Work instructions: Find how many lines hold the word "prestação". Give only the number.

Extracted material:

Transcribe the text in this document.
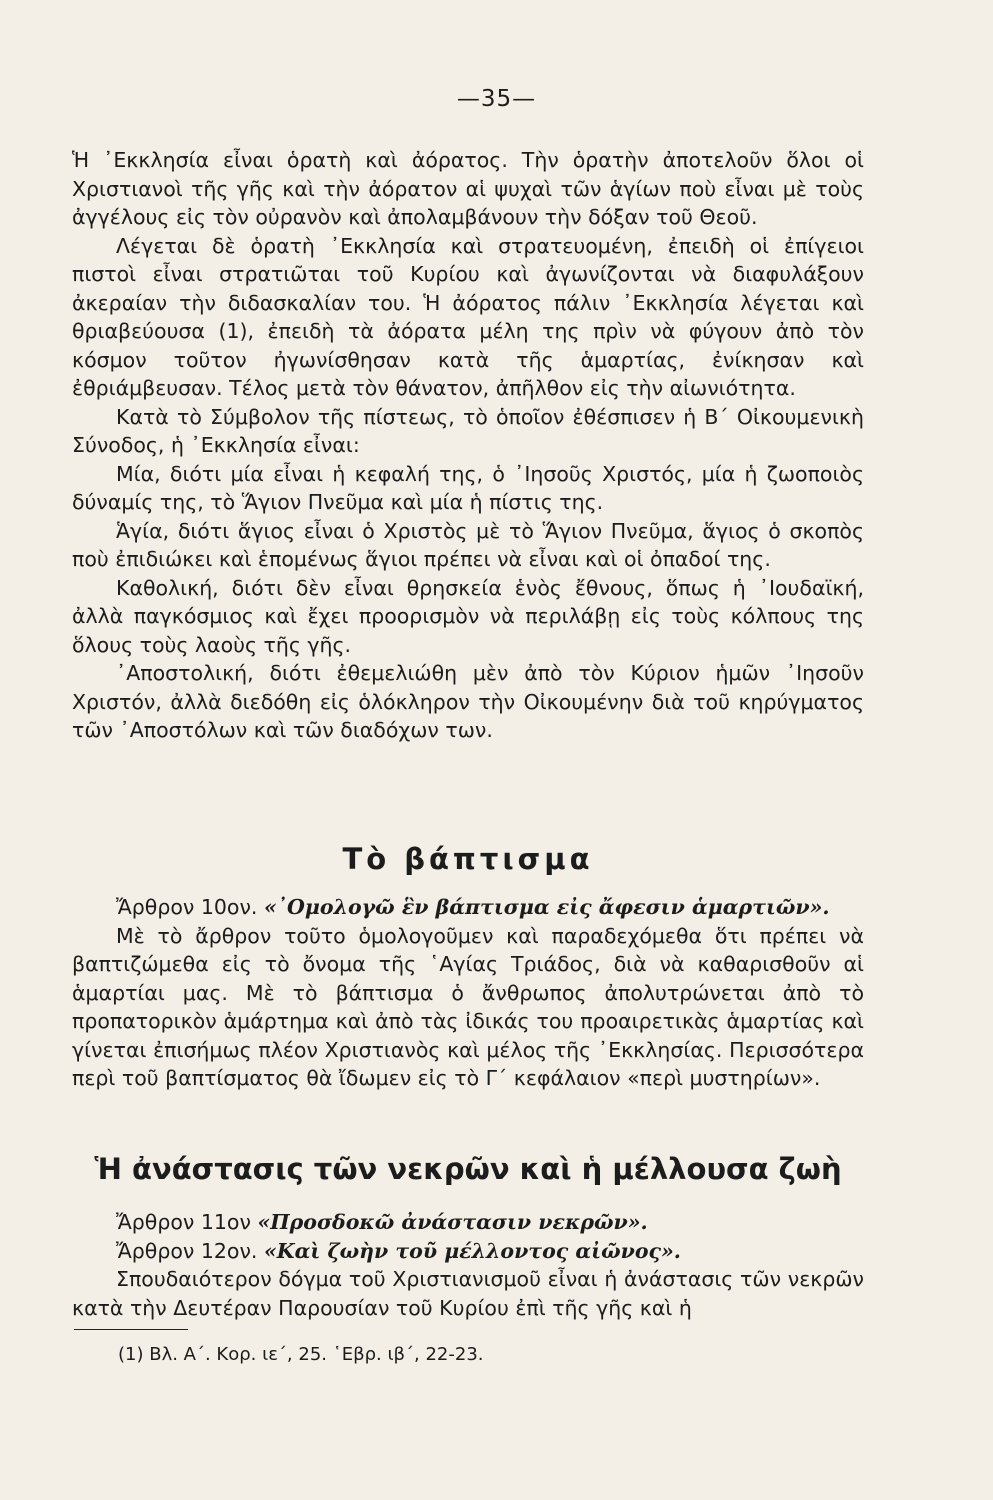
—35—

Ἡ ᾿Εκκλησία εἶναι ὁρατὴ καὶ ἀόρατος. Τὴν ὁρατὴν ἀποτελοῦν ὅλοι οἱ Χριστιανοὶ τῆς γῆς καὶ τὴν ἀόρατον αἱ ψυχαὶ τῶν ἁγίων ποὺ εἶναι μὲ τοὺς ἀγγέλους εἰς τὸν οὐρανὸν καὶ ἀπολαμβάνουν τὴν δόξαν τοῦ Θεοῦ.

Λέγεται δὲ ὁρατὴ ᾿Εκκλησία καὶ στρατευομένη, ἐπειδὴ οἱ ἐπίγειοι πιστοὶ εἶναι στρατιῶται τοῦ Κυρίου καὶ ἀγωνίζονται νὰ διαφυλάξουν ἀκεραίαν τὴν διδασκαλίαν του. Ἡ ἀόρατος πάλιν ᾿Εκκλησία λέγεται καὶ θριαβεύουσα (1), ἐπειδὴ τὰ ἀόρατα μέλη της πρὶν νὰ φύγουν ἀπὸ τὸν κόσμον τοῦτον ἠγωνίσθησαν κατὰ τῆς ἁμαρτίας, ἐνίκησαν καὶ ἐθριάμβευσαν. Τέλος μετὰ τὸν θάνατον, ἀπῆλθον εἰς τὴν αἰωνιότητα.

Κατὰ τὸ Σύμβολον τῆς πίστεως, τὸ ὁποῖον ἐθέσπισεν ἡ Β΄ Οἰκουμενικὴ Σύνοδος, ἡ ᾿Εκκλησία εἶναι:

Μία, διότι μία εἶναι ἡ κεφαλή της, ὁ ᾿Ιησοῦς Χριστός, μία ἡ ζωοποιὸς δύναμίς της, τὸ Ἅγιον Πνεῦμα καὶ μία ἡ πίστις της.

Ἁγία, διότι ἅγιος εἶναι ὁ Χριστὸς μὲ τὸ Ἅγιον Πνεῦμα, ἅγιος ὁ σκοπὸς ποὺ ἐπιδιώκει καὶ ἑπομένως ἅγιοι πρέπει νὰ εἶναι καὶ οἱ ὀπαδοί της.

Καθολική, διότι δὲν εἶναι θρησκεία ἑνὸς ἔθνους, ὅπως ἡ ᾿Ιουδαϊκή, ἀλλὰ παγκόσμιος καὶ ἔχει προορισμὸν νὰ περιλάβῃ εἰς τοὺς κόλπους της ὅλους τοὺς λαοὺς τῆς γῆς.

᾿Αποστολική, διότι ἐθεμελιώθη μὲν ἀπὸ τὸν Κύριον ἡμῶν ᾿Ιησοῦν Χριστόν, ἀλλὰ διεδόθη εἰς ὁλόκληρον τὴν Οἰκουμένην διὰ τοῦ κηρύγματος τῶν ᾿Αποστόλων καὶ τῶν διαδόχων των.

Τὸ βάπτισμα

Ἄρθρον 10ον. «᾿Ομολογῶ ἓν βάπτισμα εἰς ἄφεσιν ἁμαρτιῶν».

Μὲ τὸ ἄρθρον τοῦτο ὁμολογοῦμεν καὶ παραδεχόμεθα ὅτι πρέπει νὰ βαπτιζώμεθα εἰς τὸ ὄνομα τῆς ῾Αγίας Τριάδος, διὰ νὰ καθαρισθοῦν αἱ ἁμαρτίαι μας. Μὲ τὸ βάπτισμα ὁ ἄνθρωπος ἀπολυτρώνεται ἀπὸ τὸ προπατορικὸν ἁμάρτημα καὶ ἀπὸ τὰς ἰδικάς του προαιρετικὰς ἁμαρτίας καὶ γίνεται ἐπισήμως πλέον Χριστιανὸς καὶ μέλος τῆς ᾿Εκκλησίας. Περισσότερα περὶ τοῦ βαπτίσματος θὰ ἴδωμεν εἰς τὸ Γ΄ κεφάλαιον «περὶ μυστηρίων».

Ἡ ἀνάστασις τῶν νεκρῶν καὶ ἡ μέλλουσα ζωὴ

Ἄρθρον 11ον «Προσδοκῶ ἀνάστασιν νεκρῶν».

Ἄρθρον 12ον. «Καὶ ζωὴν τοῦ μέλλοντος αἰῶνος».

Σπουδαιότερον δόγμα τοῦ Χριστιανισμοῦ εἶναι ἡ ἀνάστασις τῶν νεκρῶν κατὰ τὴν Δευτέραν Παρουσίαν τοῦ Κυρίου ἐπὶ τῆς γῆς καὶ ἡ

(1) Βλ. Α΄. Κορ. ιε΄, 25. ῾Εβρ. ιβ΄, 22-23.
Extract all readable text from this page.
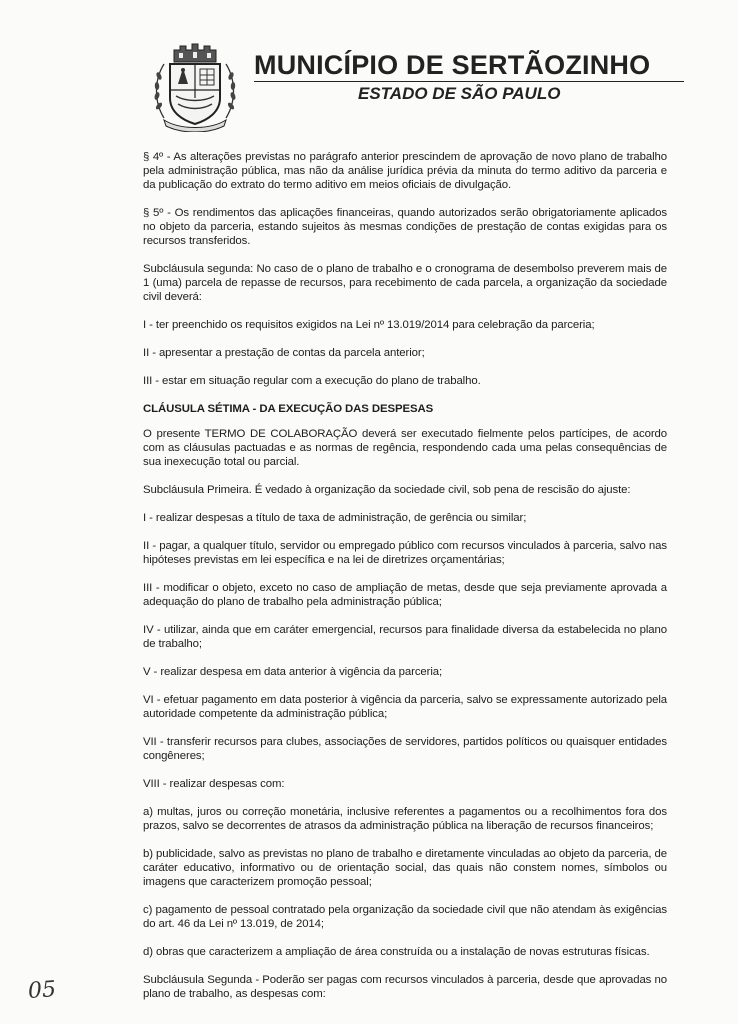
MUNICÍPIO DE SERTÃOZINHO
ESTADO DE SÃO PAULO

§ 4º - As alterações previstas no parágrafo anterior prescindem de aprovação de novo plano de trabalho pela administração pública, mas não da análise jurídica prévia da minuta do termo aditivo da parceria e da publicação do extrato do termo aditivo em meios oficiais de divulgação.

§ 5º - Os rendimentos das aplicações financeiras, quando autorizados serão obrigatoriamente aplicados no objeto da parceria, estando sujeitos às mesmas condições de prestação de contas exigidas para os recursos transferidos.

Subcláusula segunda: No caso de o plano de trabalho e o cronograma de desembolso preverem mais de 1 (uma) parcela de repasse de recursos, para recebimento de cada parcela, a organização da sociedade civil deverá:

I - ter preenchido os requisitos exigidos na Lei nº 13.019/2014 para celebração da parceria;

II - apresentar a prestação de contas da parcela anterior;

III - estar em situação regular com a execução do plano de trabalho.

CLÁUSULA SÉTIMA - DA EXECUÇÃO DAS DESPESAS

O presente TERMO DE COLABORAÇÃO deverá ser executado fielmente pelos partícipes, de acordo com as cláusulas pactuadas e as normas de regência, respondendo cada uma pelas consequências de sua inexecução total ou parcial.

Subcláusula Primeira. É vedado à organização da sociedade civil, sob pena de rescisão do ajuste:

I - realizar despesas a título de taxa de administração, de gerência ou similar;

II - pagar, a qualquer título, servidor ou empregado público com recursos vinculados à parceria, salvo nas hipóteses previstas em lei específica e na lei de diretrizes orçamentárias;

III - modificar o objeto, exceto no caso de ampliação de metas, desde que seja previamente aprovada a adequação do plano de trabalho pela administração pública;

IV - utilizar, ainda que em caráter emergencial, recursos para finalidade diversa da estabelecida no plano de trabalho;

V - realizar despesa em data anterior à vigência da parceria;

VI - efetuar pagamento em data posterior à vigência da parceria, salvo se expressamente autorizado pela autoridade competente da administração pública;

VII - transferir recursos para clubes, associações de servidores, partidos políticos ou quaisquer entidades congêneres;

VIII - realizar despesas com:

a) multas, juros ou correção monetária, inclusive referentes a pagamentos ou a recolhimentos fora dos prazos, salvo se decorrentes de atrasos da administração pública na liberação de recursos financeiros;

b) publicidade, salvo as previstas no plano de trabalho e diretamente vinculadas ao objeto da parceria, de caráter educativo, informativo ou de orientação social, das quais não constem nomes, símbolos ou imagens que caracterizem promoção pessoal;

c) pagamento de pessoal contratado pela organização da sociedade civil que não atendam às exigências do art. 46 da Lei nº 13.019, de 2014;

d) obras que caracterizem a ampliação de área construída ou a instalação de novas estruturas físicas.

Subcláusula Segunda - Poderão ser pagas com recursos vinculados à parceria, desde que aprovadas no plano de trabalho, as despesas com:

05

In response: 2